Input for this task =>
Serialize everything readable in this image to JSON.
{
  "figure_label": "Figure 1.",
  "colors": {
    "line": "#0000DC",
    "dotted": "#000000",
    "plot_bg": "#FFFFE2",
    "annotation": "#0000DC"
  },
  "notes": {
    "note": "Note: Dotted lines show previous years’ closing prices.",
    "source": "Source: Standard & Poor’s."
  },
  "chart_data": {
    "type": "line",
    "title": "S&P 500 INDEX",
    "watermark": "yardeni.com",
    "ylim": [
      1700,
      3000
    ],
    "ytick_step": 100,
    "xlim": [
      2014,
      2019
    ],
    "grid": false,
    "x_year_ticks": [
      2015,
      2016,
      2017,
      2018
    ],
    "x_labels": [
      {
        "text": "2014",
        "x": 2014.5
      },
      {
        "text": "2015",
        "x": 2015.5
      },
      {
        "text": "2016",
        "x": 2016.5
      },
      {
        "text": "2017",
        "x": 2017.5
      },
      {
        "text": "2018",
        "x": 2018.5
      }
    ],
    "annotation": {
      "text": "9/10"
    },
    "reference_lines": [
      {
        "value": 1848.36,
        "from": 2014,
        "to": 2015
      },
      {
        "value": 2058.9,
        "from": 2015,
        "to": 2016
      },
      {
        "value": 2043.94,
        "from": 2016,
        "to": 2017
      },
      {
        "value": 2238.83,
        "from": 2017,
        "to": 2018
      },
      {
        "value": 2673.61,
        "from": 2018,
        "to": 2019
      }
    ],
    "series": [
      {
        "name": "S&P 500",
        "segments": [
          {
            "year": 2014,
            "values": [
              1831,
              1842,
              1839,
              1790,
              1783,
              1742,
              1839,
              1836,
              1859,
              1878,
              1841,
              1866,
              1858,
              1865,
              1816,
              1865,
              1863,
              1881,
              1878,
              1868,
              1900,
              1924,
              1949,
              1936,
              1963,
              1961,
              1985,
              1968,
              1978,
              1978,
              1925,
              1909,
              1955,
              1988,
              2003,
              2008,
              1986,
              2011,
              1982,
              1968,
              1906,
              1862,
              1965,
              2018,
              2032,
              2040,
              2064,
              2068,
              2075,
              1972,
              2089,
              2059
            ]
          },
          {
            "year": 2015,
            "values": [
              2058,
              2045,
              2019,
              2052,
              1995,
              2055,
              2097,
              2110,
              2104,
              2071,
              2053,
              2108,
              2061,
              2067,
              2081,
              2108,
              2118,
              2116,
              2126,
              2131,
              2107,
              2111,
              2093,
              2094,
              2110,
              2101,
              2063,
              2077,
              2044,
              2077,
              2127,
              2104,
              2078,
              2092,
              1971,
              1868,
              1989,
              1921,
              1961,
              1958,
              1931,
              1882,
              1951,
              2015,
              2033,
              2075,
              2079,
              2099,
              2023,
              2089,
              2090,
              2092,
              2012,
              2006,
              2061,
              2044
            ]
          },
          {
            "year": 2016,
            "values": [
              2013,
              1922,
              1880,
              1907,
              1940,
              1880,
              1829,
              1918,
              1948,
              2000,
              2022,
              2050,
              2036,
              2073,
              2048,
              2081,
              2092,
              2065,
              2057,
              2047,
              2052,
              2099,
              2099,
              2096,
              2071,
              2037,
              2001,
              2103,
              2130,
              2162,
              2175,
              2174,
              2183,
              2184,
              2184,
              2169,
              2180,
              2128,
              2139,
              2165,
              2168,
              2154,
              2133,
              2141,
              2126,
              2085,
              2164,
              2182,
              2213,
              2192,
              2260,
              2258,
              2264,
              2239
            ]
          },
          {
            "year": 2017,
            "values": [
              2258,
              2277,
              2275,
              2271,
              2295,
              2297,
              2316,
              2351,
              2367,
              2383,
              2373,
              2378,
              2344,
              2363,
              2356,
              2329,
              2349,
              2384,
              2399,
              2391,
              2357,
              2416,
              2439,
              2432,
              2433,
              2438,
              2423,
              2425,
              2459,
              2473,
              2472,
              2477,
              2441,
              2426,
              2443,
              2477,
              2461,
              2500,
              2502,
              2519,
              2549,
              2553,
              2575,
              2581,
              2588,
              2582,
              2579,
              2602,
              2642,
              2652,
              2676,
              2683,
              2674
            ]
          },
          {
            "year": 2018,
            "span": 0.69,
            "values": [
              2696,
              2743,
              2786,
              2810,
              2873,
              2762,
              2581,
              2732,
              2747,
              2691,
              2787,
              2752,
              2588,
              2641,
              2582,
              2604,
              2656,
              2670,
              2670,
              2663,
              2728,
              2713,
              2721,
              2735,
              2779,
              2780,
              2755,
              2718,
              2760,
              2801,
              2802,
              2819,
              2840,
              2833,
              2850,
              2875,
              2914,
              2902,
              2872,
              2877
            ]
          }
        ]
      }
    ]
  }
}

The task => Would you write down every record again, exactly?

Task output =>
Serialize everything readable in this image to JSON.
{
  "figure_label": "Figure 1.",
  "colors": {
    "line": "#0000DC",
    "dotted": "#000000",
    "plot_bg": "#FFFFE2",
    "annotation": "#0000DC"
  },
  "notes": {
    "note": "Note: Dotted lines show previous years’ closing prices.",
    "source": "Source: Standard & Poor’s."
  },
  "chart_data": {
    "type": "line",
    "title": "S&P 500 INDEX",
    "watermark": "yardeni.com",
    "ylim": [
      1700,
      3000
    ],
    "ytick_step": 100,
    "xlim": [
      2014,
      2019
    ],
    "grid": false,
    "x_year_ticks": [
      2015,
      2016,
      2017,
      2018
    ],
    "x_labels": [
      {
        "text": "2014",
        "x": 2014.5
      },
      {
        "text": "2015",
        "x": 2015.5
      },
      {
        "text": "2016",
        "x": 2016.5
      },
      {
        "text": "2017",
        "x": 2017.5
      },
      {
        "text": "2018",
        "x": 2018.5
      }
    ],
    "annotation": {
      "text": "9/10"
    },
    "reference_lines": [
      {
        "value": 1848.36,
        "from": 2014,
        "to": 2015
      },
      {
        "value": 2058.9,
        "from": 2015,
        "to": 2016
      },
      {
        "value": 2043.94,
        "from": 2016,
        "to": 2017
      },
      {
        "value": 2238.83,
        "from": 2017,
        "to": 2018
      },
      {
        "value": 2673.61,
        "from": 2018,
        "to": 2019
      }
    ],
    "series": [
      {
        "name": "S&P 500",
        "segments": [
          {
            "year": 2014,
            "values": [
              1831,
              1842,
              1839,
              1790,
              1783,
              1742,
              1839,
              1836,
              1859,
              1878,
              1841,
              1866,
              1858,
              1865,
              1816,
              1865,
              1863,
              1881,
              1878,
              1868,
              1900,
              1924,
              1949,
              1936,
              1963,
              1961,
              1985,
              1968,
              1978,
              1978,
              1925,
              1909,
              1955,
              1988,
              2003,
              2008,
              1986,
              2011,
              1982,
              1968,
              1906,
              1862,
              1965,
              2018,
              2032,
              2040,
              2064,
              2068,
              2075,
              1972,
              2089,
              2059
            ]
          },
          {
            "year": 2015,
            "values": [
              2058,
              2045,
              2019,
              2052,
              1995,
              2055,
              2097,
              2110,
              2104,
              2071,
              2053,
              2108,
              2061,
              2067,
              2081,
              2108,
              2118,
              2116,
              2126,
              2131,
              2107,
              2111,
              2093,
              2094,
              2110,
              2101,
              2063,
              2077,
              2044,
              2077,
              2127,
              2104,
              2078,
              2092,
              1971,
              1868,
              1989,
              1921,
              1961,
              1958,
              1931,
              1882,
              1951,
              2015,
              2033,
              2075,
              2079,
              2099,
              2023,
              2089,
              2090,
              2092,
              2012,
              2006,
              2061,
              2044
            ]
          },
          {
            "year": 2016,
            "values": [
              2013,
              1922,
              1880,
              1907,
              1940,
              1880,
              1829,
              1918,
              1948,
              2000,
              2022,
              2050,
              2036,
              2073,
              2048,
              2081,
              2092,
              2065,
              2057,
              2047,
              2052,
              2099,
              2099,
              2096,
              2071,
              2037,
              2001,
              2103,
              2130,
              2162,
              2175,
              2174,
              2183,
              2184,
              2184,
              2169,
              2180,
              2128,
              2139,
              2165,
              2168,
              2154,
              2133,
              2141,
              2126,
              2085,
              2164,
              2182,
              2213,
              2192,
              2260,
              2258,
              2264,
              2239
            ]
          },
          {
            "year": 2017,
            "values": [
              2258,
              2277,
              2275,
              2271,
              2295,
              2297,
              2316,
              2351,
              2367,
              2383,
              2373,
              2378,
              2344,
              2363,
              2356,
              2329,
              2349,
              2384,
              2399,
              2391,
              2357,
              2416,
              2439,
              2432,
              2433,
              2438,
              2423,
              2425,
              2459,
              2473,
              2472,
              2477,
              2441,
              2426,
              2443,
              2477,
              2461,
              2500,
              2502,
              2519,
              2549,
              2553,
              2575,
              2581,
              2588,
              2582,
              2579,
              2602,
              2642,
              2652,
              2676,
              2683,
              2674
            ]
          },
          {
            "year": 2018,
            "span": 0.69,
            "values": [
              2696,
              2743,
              2786,
              2810,
              2873,
              2762,
              2581,
              2732,
              2747,
              2691,
              2787,
              2752,
              2588,
              2641,
              2582,
              2604,
              2656,
              2670,
              2670,
              2663,
              2728,
              2713,
              2721,
              2735,
              2779,
              2780,
              2755,
              2718,
              2760,
              2801,
              2802,
              2819,
              2840,
              2833,
              2850,
              2875,
              2914,
              2902,
              2872,
              2877
            ]
          }
        ]
      }
    ]
  }
}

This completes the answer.